> **EXERCISE OBJECTIVE**
Copy the part of the avalanche transistor thread below from "[T3sl4co1l]" up to and including "doped in comparison.)", word for word.

BEGIN DOCUMENT TEXT

Bipolar Avalanche Transistors - need a good list, and some ideas how to test 'em

[SMB784]

Hey everyone,

Recently I have been working on an avalanche transistor project and I have finally discovered that the avalanche transistor that I have been using has too low of an avalanche probability.  I have been browsing Mouser & Digikey for avalanche transistors, but neither of those websites has the ability to filter for avalanche type BJT's specifically.  Does anyone know of a good way to search Mouser or Digikey for specifically avalanche transistors? I know that all BJT's can avalanche if you bias them high enough, I'm specifically referring to BJT's which are specifically geared towards use in avalanche mode (e.g. the 2N2369A.  I am looking to test as many different avalanche BJT's as possible.

Also, is there a standardized way to test the avalanche probability of an avalanche BJT?  I have just been using a multimeter, a frequency counter, and an oscilloscope to compute the avalanche probability, but maybe there is an easier way or a device that is capable of doing this more readily.

I also just realized that I posted this in the wrong forum, so mods please feel free to move it to the Projects, Designs, and Technical Stuff section!  Sorry!

[edavid]

Zetex (now Diodes Inc.) made some parts that were guaranteed to avalanche, so those would be best.  The ZTX415 is still in production, although expensive: https://www.diodes.com/products/discrete/bipolar-transistors/special-function-transistors/avalanche-transistors/part/ZTX415

See the app note for test circuits.

Some other parts that people have used:

2N2501
BFG424
BFG425
BFG540
BFG541
BFR505

[mzzj]

Avalanche pulse generator thread is somewhere here on EEVBLOG...
RF transistors like BF-something seem to have lowest avalanche voltage if that's what you are after.

[T3sl4co1l]

I don't know that any were "specifically geared" for avalanche operation.

2N2369(A) is a gold-doped switching transistor -- it is to 2N3904, what 7400 series TTL logic transistors are to average analog fabs of the time (e.g., what got used on LM324s and such).  Vce and hFE are lower, but t_stg is much lower.  (Whereas a non-gold-doped '2369 might be rated for 60V, it's only rated for 15; whereas LM324 and such are typically 30-40V rated, TTL is rated 7V -- presumably it's a bit more heavily doped in comparison.)

END DOCUMENT TEXT
BEGIN DATA ROWS

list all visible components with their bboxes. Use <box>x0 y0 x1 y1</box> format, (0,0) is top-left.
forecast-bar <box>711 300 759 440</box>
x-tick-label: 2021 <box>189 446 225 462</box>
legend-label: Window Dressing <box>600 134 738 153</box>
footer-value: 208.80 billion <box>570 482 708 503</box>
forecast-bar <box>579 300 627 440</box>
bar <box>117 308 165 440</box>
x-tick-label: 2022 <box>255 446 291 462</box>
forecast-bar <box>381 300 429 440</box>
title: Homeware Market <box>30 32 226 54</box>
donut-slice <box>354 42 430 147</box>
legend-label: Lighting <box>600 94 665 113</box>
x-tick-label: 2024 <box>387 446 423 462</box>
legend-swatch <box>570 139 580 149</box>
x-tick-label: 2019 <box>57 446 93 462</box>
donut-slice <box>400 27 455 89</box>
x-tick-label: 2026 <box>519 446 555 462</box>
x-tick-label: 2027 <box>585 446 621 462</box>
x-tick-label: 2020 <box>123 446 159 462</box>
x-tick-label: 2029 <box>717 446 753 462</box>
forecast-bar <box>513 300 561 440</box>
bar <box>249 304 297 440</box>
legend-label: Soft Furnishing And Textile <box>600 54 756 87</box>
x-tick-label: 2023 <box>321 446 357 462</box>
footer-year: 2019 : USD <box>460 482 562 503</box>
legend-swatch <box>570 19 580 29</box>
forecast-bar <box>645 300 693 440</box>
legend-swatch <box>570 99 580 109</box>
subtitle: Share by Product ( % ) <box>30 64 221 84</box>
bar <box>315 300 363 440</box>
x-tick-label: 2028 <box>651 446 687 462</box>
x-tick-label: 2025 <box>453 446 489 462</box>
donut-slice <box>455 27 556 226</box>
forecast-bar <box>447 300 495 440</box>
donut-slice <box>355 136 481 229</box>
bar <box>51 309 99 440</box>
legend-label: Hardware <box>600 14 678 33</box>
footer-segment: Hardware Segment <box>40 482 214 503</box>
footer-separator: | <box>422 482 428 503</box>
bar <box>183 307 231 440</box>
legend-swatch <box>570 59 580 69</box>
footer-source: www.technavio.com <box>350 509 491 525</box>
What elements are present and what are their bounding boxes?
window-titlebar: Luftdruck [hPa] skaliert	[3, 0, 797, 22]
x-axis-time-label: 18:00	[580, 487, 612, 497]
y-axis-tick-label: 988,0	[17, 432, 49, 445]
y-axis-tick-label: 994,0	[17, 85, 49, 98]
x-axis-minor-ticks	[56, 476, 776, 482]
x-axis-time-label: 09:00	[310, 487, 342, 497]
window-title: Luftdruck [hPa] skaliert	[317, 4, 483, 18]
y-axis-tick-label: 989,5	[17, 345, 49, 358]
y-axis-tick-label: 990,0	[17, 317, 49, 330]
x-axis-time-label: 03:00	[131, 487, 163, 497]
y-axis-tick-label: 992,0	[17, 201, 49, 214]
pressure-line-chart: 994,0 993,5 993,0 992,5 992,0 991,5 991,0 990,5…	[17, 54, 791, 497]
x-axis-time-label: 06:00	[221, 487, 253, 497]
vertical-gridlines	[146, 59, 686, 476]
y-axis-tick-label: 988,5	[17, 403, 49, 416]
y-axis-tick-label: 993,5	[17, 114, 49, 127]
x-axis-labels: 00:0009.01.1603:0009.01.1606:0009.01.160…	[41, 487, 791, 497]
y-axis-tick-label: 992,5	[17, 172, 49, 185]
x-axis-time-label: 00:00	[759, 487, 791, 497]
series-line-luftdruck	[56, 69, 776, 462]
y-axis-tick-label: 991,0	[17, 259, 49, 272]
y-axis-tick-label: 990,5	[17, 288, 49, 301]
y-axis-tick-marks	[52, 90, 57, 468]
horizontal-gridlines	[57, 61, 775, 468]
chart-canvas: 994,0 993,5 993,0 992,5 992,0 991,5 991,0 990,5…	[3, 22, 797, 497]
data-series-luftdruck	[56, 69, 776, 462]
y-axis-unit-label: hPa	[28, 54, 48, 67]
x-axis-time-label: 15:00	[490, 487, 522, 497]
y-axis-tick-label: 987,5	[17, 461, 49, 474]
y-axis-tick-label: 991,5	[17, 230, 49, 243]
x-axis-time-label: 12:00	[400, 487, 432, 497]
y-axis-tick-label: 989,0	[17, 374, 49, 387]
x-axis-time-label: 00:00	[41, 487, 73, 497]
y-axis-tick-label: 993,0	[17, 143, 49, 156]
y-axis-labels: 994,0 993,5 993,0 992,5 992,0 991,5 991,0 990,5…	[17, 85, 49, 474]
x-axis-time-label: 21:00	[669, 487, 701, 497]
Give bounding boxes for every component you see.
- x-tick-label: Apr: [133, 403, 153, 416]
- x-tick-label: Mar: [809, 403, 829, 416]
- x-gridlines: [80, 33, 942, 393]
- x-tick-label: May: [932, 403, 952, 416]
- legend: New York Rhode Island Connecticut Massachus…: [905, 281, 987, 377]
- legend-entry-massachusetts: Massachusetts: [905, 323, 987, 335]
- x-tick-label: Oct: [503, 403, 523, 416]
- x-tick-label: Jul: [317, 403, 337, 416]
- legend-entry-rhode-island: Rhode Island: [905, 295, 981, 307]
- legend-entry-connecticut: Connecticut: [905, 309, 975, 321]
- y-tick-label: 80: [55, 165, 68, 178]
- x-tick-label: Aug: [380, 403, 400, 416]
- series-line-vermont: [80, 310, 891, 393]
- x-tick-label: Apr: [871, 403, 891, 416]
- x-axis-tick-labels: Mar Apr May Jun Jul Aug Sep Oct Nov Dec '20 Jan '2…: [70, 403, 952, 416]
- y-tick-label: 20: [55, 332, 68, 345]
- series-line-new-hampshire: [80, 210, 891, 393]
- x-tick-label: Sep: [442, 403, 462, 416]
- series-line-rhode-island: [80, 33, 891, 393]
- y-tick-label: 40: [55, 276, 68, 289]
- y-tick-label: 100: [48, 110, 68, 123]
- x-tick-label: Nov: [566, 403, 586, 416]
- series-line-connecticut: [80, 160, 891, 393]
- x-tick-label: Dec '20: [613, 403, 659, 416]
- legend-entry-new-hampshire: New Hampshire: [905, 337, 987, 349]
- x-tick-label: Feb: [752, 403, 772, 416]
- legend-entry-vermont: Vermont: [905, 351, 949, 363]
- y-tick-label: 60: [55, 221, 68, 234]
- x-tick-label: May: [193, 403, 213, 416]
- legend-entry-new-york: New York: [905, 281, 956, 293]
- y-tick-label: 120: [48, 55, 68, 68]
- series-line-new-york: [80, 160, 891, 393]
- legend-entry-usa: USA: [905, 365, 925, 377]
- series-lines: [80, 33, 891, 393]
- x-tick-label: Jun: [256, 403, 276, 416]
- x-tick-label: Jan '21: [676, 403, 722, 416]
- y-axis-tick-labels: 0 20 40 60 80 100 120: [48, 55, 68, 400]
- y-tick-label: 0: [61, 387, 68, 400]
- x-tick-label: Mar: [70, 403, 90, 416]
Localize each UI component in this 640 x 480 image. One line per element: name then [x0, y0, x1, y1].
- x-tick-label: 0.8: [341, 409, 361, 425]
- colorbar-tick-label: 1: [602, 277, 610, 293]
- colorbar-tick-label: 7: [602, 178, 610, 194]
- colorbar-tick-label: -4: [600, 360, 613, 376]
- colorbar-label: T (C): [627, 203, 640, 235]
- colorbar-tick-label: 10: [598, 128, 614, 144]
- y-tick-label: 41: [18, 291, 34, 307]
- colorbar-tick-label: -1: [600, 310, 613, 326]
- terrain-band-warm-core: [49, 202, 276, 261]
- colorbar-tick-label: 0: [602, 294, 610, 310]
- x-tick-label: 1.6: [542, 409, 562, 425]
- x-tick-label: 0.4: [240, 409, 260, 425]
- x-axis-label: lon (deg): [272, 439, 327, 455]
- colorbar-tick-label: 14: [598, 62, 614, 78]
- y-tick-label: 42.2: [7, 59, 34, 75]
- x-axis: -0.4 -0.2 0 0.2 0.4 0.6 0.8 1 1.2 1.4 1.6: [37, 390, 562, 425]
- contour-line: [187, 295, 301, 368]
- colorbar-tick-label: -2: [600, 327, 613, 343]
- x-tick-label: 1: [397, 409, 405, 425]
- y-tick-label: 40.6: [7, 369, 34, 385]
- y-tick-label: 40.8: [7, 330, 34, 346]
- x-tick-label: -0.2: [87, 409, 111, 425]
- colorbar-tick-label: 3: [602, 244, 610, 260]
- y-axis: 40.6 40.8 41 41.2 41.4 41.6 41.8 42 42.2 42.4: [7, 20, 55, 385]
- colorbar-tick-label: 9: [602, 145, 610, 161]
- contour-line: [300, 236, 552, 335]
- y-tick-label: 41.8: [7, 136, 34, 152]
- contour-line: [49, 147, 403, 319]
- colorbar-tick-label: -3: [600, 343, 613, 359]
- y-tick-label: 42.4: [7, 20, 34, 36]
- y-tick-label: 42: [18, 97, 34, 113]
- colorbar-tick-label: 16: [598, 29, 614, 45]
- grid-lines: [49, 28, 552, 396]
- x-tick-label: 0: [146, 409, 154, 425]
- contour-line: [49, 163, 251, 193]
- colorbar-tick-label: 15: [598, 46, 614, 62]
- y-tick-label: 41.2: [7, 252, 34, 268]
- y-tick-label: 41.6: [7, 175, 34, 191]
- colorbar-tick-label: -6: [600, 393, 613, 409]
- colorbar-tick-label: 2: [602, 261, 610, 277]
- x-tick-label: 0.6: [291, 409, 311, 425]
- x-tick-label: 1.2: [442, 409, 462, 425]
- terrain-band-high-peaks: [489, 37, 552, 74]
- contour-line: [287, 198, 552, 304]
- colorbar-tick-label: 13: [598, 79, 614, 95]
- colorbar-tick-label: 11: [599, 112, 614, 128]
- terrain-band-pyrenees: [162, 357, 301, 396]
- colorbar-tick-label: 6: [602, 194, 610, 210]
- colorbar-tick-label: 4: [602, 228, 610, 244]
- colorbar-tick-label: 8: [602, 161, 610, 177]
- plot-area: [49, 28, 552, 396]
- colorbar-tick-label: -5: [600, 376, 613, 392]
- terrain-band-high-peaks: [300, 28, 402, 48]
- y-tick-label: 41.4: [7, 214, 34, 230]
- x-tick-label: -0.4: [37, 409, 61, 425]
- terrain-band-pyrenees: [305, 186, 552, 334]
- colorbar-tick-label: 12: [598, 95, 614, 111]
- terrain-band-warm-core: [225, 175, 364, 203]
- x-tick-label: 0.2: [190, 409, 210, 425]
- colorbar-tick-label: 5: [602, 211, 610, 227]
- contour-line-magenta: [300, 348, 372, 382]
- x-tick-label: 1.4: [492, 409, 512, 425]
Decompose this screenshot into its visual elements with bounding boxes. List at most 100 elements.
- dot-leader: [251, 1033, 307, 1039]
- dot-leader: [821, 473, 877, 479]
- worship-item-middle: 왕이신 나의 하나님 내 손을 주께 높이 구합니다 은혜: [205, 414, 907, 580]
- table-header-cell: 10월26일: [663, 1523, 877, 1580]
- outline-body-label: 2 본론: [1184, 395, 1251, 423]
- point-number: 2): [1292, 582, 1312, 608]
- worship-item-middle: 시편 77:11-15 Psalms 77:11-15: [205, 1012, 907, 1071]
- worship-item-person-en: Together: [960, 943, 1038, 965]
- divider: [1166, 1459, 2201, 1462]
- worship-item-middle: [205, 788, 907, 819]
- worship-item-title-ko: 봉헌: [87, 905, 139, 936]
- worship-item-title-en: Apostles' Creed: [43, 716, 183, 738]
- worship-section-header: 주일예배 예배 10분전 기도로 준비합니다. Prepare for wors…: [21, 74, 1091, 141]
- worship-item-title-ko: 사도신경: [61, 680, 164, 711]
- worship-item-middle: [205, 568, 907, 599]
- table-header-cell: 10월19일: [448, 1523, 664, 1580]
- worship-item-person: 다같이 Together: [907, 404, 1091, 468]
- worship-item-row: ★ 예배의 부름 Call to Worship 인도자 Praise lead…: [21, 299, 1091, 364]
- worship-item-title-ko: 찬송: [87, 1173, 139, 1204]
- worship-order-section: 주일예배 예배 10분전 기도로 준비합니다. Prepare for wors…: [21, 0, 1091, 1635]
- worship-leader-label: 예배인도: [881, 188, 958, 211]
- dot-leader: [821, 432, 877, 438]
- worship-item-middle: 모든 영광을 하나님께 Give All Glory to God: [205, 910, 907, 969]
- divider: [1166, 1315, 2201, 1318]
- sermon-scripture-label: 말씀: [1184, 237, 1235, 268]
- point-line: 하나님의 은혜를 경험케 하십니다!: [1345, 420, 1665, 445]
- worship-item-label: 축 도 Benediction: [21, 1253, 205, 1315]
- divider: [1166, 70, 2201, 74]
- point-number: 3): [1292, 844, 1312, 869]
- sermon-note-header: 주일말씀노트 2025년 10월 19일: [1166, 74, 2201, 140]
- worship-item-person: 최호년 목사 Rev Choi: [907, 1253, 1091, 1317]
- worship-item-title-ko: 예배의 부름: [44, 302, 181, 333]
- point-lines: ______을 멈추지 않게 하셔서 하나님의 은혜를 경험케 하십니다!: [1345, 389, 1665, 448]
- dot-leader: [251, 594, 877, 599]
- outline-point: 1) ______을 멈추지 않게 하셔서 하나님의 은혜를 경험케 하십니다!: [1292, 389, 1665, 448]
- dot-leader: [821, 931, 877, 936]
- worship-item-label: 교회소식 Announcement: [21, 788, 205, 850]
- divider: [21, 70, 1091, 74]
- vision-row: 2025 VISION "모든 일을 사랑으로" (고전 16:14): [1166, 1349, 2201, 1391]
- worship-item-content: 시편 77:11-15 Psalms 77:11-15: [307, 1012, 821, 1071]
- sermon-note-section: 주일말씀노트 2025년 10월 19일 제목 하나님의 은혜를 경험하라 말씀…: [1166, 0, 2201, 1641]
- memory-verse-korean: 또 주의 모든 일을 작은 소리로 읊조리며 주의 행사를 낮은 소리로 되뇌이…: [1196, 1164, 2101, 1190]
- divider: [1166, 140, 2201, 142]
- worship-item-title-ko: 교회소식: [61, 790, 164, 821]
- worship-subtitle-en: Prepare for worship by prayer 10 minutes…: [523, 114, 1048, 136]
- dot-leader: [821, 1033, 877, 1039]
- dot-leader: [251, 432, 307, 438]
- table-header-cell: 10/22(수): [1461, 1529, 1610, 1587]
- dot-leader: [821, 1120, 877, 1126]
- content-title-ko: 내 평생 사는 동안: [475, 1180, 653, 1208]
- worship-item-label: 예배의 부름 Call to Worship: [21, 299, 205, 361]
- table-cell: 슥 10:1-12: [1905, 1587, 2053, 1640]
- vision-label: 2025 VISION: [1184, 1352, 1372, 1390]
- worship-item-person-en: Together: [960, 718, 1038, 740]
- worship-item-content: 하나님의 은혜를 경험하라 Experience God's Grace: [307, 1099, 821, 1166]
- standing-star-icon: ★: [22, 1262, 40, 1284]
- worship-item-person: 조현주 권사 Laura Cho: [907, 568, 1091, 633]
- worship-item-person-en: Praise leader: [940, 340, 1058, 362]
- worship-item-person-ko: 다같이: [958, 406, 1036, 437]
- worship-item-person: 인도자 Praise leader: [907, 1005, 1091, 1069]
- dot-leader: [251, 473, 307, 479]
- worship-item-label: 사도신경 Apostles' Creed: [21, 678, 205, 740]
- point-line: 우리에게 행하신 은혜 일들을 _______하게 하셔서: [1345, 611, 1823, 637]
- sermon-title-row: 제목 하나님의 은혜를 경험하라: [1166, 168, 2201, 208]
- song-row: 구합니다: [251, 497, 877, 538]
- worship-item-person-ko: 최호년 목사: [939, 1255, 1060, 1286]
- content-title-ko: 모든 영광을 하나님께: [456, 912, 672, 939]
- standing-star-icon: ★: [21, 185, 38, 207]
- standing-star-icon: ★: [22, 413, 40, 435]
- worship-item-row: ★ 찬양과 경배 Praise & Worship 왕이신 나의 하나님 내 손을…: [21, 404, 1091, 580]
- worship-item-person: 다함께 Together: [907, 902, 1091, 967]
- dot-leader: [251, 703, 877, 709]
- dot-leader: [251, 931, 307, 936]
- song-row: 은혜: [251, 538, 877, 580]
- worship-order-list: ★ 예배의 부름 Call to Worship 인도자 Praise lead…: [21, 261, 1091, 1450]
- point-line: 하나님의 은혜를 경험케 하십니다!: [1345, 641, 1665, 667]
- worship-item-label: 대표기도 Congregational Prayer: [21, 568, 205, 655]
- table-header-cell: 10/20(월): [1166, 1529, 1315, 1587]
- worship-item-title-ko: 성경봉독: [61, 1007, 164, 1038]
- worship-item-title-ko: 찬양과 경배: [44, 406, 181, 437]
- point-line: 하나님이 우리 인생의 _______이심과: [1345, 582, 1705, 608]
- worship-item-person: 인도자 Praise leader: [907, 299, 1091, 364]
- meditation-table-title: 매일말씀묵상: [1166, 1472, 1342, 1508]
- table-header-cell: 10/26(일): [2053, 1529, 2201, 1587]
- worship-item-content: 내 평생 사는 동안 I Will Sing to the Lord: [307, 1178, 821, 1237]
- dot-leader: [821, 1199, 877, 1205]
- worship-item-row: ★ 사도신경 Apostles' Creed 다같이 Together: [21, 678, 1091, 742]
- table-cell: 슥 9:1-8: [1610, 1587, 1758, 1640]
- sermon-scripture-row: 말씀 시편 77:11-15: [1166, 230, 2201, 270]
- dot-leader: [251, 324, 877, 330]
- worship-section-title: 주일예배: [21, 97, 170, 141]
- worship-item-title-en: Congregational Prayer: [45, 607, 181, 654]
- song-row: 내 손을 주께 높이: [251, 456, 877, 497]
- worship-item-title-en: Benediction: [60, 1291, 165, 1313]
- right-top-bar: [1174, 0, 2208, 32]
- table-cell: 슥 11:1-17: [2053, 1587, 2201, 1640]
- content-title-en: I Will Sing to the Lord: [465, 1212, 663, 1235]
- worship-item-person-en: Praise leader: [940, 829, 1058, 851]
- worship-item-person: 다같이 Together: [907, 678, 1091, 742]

END DATA ROWS

> **FINISHED TASK**
[T3sl4co1l]

I don't know that any were "specifically geared" for avalanche operation.

2N2369(A) is a gold-doped switching transistor -- it is to 2N3904, what 7400 series TTL logic transistors are to average analog fabs of the time (e.g., what got used on LM324s and such).  Vce and hFE are lower, but t_stg is much lower.  (Whereas a non-gold-doped '2369 might be rated for 60V, it's only rated for 15; whereas LM324 and such are typically 30-40V rated, TTL is rated 7V -- presumably it's a bit more heavily doped in comparison.)